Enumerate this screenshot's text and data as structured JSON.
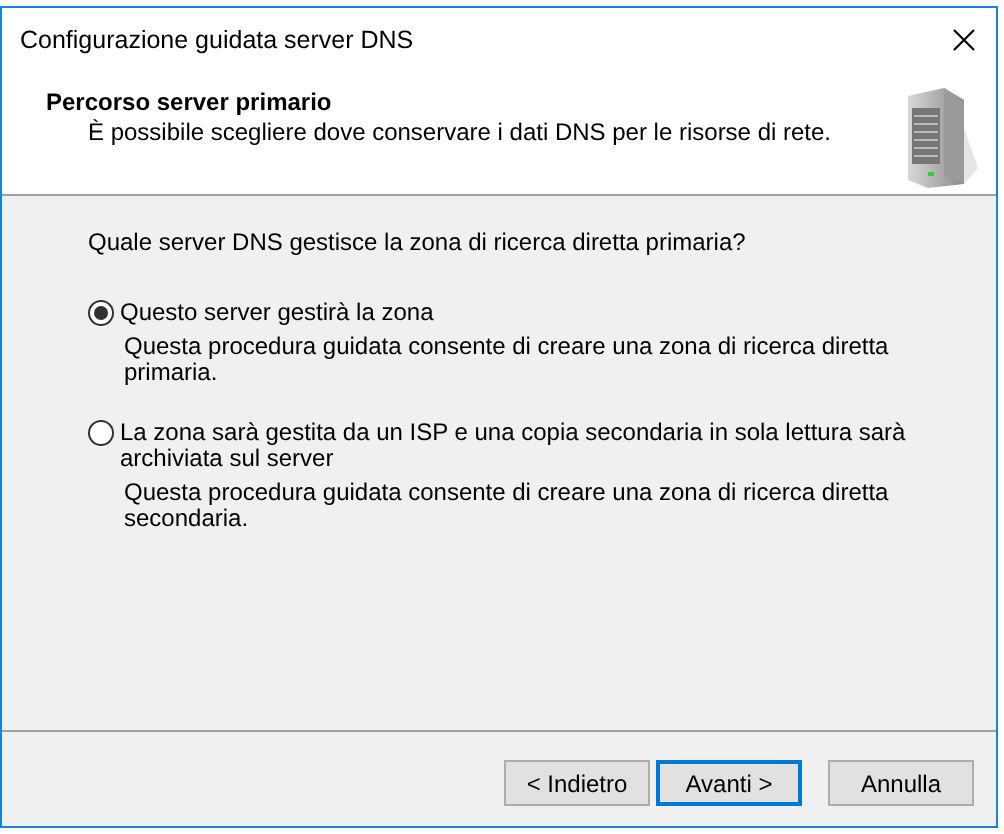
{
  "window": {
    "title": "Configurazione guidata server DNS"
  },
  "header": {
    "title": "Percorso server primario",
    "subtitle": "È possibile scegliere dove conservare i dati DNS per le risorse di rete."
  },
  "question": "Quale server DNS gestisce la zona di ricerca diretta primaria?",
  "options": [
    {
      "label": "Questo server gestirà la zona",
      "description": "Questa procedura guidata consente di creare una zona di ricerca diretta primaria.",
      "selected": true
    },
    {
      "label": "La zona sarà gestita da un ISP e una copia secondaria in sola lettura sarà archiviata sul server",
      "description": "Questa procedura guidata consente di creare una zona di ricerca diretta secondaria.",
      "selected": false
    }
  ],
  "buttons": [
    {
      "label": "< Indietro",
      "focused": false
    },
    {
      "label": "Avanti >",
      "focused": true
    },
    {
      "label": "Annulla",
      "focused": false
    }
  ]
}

* * *

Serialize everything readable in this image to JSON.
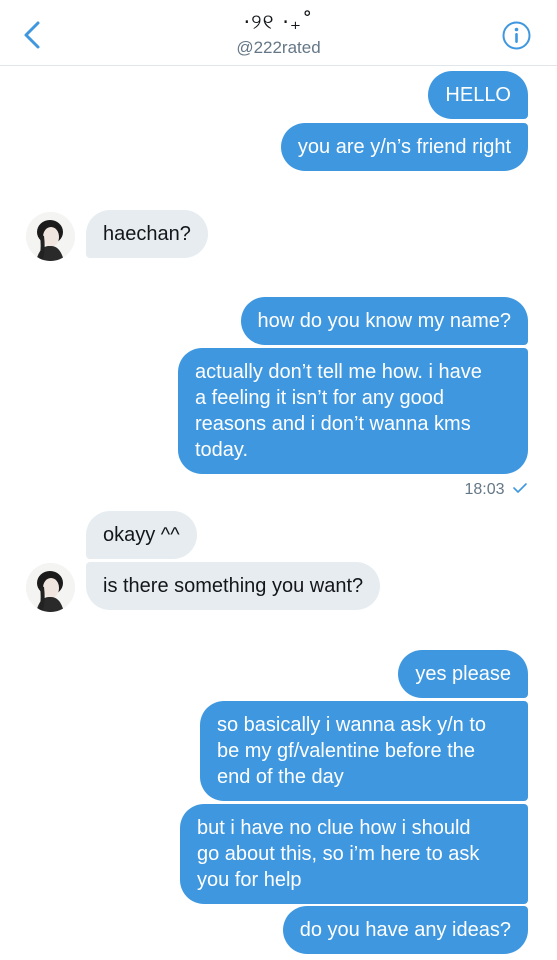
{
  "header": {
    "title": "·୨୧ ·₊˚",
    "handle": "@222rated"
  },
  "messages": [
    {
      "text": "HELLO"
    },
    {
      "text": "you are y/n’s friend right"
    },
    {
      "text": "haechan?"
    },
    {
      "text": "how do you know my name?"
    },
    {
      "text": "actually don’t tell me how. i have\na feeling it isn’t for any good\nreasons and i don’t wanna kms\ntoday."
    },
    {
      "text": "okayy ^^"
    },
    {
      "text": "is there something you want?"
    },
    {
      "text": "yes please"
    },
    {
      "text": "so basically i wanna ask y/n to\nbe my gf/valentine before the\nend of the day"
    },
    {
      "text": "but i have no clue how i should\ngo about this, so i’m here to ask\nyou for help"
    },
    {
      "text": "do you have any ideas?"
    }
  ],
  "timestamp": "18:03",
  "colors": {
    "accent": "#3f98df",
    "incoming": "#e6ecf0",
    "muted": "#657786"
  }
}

* * *

[GOAL OF THE EXERCISE]: Which lines above contain "wanna"? Show each of them.

[OUTPUT FOR THIS TASK]:
      "text": "actually don’t tell me how. i have\na feeling it isn’t for any good\nreasons and i don’t wanna kms\ntoday."
      "text": "so basically i wanna ask y/n to\nbe my gf/valentine before the\nend of the day"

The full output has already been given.